Extracted records ▸
-----

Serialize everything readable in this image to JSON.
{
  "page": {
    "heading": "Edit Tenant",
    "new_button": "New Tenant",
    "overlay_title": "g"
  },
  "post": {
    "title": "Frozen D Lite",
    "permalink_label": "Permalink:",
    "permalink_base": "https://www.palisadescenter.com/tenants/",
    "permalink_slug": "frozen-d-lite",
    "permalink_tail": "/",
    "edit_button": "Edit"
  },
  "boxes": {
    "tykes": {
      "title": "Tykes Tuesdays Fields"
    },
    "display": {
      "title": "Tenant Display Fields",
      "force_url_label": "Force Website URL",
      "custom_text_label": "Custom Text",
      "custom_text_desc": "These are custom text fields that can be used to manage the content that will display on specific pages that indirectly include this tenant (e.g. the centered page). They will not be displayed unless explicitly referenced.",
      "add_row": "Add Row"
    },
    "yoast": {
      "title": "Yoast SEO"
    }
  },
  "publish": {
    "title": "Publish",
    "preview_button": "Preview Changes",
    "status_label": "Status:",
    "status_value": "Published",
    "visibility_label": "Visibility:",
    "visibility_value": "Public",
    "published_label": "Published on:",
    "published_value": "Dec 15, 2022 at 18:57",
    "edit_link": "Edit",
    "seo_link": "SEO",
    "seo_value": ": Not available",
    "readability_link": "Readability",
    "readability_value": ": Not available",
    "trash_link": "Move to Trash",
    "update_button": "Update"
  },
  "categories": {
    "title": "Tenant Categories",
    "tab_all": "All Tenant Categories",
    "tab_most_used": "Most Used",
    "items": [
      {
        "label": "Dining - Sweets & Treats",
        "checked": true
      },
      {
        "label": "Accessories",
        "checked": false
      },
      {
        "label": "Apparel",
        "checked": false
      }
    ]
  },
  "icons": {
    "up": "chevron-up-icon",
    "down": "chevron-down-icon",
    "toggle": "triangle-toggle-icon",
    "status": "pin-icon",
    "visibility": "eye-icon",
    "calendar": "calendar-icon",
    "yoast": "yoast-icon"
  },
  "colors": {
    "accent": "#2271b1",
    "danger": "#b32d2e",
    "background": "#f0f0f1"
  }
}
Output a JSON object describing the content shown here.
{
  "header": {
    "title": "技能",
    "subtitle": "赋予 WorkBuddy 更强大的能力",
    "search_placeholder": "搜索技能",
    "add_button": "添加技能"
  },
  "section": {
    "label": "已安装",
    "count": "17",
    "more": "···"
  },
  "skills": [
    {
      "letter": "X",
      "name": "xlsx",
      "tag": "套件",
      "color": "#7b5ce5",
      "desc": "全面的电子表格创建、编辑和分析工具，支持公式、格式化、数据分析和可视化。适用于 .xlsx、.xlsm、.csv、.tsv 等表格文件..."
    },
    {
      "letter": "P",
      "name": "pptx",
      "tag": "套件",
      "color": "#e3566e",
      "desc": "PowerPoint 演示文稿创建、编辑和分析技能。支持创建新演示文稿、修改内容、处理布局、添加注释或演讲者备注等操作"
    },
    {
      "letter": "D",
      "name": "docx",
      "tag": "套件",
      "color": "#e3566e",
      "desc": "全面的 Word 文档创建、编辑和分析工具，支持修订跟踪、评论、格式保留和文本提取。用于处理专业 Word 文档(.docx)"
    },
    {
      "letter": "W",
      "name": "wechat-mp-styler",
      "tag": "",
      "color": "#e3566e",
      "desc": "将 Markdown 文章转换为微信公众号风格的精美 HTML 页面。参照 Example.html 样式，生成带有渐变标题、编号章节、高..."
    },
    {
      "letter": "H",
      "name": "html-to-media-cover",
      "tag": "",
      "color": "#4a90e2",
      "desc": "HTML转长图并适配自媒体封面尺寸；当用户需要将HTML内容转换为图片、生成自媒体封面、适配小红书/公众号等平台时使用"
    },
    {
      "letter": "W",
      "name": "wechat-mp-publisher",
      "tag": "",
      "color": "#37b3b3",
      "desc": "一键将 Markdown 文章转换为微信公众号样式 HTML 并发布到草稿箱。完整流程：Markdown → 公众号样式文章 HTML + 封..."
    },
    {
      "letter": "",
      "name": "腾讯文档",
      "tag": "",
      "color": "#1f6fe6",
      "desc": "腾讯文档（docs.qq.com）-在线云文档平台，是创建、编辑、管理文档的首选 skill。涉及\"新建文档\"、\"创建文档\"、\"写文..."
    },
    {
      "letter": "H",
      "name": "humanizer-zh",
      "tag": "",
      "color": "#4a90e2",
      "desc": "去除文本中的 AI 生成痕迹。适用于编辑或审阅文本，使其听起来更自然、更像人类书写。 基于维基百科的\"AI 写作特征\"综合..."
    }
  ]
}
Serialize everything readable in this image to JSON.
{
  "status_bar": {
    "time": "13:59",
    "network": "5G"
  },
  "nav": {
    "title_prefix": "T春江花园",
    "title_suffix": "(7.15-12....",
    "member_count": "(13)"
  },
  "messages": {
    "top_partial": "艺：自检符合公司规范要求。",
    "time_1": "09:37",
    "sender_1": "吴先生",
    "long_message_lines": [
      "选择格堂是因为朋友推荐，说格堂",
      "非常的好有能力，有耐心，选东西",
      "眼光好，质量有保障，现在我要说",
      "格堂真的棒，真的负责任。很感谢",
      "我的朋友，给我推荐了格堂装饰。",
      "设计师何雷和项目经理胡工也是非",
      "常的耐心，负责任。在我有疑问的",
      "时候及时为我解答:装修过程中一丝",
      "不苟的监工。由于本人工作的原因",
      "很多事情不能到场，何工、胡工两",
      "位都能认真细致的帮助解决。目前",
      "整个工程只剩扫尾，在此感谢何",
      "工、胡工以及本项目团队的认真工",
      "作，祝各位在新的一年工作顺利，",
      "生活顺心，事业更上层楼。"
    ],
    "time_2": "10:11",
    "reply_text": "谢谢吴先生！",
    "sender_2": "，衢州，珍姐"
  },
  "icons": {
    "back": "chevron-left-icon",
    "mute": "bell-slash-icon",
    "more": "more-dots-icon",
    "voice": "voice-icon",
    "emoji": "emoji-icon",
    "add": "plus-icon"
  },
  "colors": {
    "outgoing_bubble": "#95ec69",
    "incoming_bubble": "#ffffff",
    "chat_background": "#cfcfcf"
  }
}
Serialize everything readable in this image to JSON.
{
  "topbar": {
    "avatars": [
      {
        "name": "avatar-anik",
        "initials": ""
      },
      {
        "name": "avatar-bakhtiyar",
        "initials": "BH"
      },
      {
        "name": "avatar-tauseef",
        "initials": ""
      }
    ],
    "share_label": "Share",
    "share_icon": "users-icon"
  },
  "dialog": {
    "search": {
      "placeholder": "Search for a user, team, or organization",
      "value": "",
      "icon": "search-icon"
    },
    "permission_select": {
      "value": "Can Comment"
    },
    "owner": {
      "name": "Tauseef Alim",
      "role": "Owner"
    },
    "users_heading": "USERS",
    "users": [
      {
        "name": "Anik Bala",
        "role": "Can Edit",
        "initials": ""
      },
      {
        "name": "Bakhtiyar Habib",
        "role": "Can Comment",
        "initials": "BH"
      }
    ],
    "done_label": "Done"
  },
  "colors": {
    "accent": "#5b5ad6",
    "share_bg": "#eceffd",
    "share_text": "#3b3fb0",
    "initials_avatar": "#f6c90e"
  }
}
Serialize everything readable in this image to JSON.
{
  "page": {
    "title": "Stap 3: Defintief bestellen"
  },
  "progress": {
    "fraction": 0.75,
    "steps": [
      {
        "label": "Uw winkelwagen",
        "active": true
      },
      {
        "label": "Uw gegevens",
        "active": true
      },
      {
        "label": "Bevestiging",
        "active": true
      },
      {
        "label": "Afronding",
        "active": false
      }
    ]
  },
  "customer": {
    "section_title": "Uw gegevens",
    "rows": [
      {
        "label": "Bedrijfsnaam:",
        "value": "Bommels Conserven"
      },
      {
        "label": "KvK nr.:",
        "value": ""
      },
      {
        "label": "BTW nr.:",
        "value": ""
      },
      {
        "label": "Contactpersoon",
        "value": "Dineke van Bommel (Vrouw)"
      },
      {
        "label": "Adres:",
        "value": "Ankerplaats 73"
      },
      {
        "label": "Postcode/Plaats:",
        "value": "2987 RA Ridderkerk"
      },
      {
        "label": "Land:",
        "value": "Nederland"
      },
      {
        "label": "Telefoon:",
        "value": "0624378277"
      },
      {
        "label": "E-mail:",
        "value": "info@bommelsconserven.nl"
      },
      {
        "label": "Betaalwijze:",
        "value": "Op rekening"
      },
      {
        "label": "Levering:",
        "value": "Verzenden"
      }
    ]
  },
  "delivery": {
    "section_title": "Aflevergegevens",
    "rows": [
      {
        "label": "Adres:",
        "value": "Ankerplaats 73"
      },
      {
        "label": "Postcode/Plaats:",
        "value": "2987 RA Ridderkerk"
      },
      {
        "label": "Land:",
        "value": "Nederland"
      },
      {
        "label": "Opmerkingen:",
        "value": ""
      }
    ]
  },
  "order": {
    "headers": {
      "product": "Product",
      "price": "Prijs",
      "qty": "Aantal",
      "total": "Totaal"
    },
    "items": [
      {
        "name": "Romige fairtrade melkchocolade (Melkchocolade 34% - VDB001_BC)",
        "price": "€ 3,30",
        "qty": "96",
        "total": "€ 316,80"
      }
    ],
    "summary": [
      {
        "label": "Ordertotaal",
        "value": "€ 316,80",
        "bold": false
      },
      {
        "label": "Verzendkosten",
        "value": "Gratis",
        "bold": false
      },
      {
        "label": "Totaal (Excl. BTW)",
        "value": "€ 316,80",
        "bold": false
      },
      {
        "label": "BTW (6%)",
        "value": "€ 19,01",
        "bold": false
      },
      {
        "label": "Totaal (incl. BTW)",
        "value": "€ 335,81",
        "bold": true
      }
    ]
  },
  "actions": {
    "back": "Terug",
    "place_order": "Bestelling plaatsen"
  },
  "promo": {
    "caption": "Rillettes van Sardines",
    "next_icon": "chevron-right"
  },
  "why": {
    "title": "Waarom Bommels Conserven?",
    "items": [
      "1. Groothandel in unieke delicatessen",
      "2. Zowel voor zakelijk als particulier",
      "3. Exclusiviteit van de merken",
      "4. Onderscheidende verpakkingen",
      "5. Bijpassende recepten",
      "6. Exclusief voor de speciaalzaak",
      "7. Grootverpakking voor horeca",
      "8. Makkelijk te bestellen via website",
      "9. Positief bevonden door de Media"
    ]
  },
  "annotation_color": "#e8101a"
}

-----

Set task ▸
Show all lines in the entries above where the word "role" appears.

Full solution ▸
      "role": "Owner"
        "role": "Can Edit",
        "role": "Can Comment",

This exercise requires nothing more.